(Stated exercise) Check each line of the listing below for the string "this", and copy the ones that have it.

(Records supplied)
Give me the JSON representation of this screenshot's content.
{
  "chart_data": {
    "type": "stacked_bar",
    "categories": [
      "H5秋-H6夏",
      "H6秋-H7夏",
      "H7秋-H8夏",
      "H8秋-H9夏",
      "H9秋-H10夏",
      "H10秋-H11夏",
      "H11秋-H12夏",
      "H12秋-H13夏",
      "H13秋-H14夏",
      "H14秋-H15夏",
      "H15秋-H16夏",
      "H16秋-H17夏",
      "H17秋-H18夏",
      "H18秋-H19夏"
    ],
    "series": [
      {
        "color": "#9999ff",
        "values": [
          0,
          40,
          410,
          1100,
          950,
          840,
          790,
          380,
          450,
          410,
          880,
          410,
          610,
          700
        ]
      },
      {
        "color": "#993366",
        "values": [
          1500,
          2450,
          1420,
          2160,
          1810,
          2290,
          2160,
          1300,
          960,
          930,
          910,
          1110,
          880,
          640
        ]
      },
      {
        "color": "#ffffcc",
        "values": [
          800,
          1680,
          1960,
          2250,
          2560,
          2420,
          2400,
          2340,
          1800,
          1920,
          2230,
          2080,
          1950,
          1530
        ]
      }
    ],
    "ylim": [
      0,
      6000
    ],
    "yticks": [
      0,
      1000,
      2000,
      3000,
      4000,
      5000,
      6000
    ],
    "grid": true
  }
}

* * *

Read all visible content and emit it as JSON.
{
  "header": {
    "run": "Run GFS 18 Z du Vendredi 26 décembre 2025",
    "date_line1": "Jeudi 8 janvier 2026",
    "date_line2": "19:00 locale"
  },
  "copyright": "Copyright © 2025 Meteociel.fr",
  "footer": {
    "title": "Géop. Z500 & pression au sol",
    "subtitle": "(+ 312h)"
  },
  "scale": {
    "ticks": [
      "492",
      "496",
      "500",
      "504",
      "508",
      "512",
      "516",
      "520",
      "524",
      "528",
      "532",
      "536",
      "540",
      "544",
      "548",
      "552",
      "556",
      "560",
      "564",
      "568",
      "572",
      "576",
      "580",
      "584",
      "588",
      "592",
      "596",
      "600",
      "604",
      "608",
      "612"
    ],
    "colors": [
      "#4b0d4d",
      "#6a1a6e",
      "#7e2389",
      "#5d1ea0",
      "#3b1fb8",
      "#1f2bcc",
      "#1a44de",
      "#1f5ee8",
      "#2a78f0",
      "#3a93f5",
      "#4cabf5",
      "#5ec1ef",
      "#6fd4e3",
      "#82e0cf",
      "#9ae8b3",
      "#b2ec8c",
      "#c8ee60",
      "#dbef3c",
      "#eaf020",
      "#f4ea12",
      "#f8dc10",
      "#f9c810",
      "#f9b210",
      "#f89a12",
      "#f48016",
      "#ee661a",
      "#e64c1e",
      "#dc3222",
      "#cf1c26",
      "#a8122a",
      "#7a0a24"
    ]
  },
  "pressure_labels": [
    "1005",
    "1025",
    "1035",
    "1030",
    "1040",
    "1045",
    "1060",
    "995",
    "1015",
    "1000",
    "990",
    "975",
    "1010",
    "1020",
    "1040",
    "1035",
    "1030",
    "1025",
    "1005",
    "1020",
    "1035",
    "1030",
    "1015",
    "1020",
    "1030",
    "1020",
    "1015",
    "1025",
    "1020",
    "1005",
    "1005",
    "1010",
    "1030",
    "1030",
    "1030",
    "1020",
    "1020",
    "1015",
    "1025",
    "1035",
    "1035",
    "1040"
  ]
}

...

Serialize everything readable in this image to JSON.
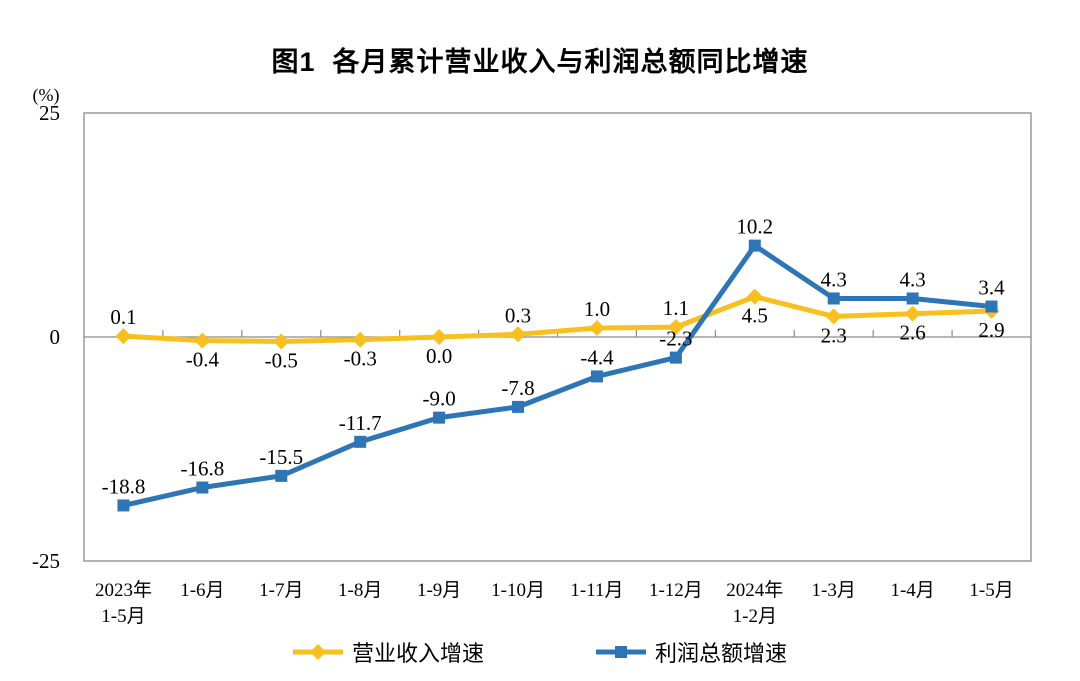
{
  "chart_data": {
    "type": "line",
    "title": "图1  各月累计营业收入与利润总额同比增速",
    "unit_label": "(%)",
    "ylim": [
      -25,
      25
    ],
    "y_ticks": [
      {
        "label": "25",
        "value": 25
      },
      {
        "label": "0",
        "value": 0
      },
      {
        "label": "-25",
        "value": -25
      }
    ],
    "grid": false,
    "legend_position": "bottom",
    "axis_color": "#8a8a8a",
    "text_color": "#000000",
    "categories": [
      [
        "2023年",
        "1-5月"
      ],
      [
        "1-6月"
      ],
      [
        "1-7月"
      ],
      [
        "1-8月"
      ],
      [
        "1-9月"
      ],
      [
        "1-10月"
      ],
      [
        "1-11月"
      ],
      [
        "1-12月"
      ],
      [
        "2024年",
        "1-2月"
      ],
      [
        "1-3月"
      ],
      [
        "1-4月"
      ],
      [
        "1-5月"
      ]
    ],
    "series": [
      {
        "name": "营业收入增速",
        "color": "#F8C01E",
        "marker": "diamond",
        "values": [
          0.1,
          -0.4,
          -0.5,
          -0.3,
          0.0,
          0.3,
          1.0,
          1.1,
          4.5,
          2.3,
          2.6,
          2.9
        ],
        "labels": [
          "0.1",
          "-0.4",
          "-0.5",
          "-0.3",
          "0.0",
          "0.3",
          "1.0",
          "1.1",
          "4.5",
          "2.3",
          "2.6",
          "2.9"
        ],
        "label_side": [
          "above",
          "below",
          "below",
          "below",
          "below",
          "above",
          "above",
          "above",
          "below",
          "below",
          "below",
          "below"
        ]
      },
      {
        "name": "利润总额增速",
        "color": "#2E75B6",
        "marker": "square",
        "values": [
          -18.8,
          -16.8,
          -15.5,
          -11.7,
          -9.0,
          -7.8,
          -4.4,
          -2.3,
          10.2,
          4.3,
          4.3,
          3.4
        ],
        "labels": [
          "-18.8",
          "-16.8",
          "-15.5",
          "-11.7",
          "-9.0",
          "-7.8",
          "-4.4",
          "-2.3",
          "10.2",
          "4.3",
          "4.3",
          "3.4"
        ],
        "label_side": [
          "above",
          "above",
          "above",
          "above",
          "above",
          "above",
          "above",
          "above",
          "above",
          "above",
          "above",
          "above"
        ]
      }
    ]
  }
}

(Finished exercise)
Give me the JSON representation of this screenshot's content.
Serialize everything readable in this image to JSON.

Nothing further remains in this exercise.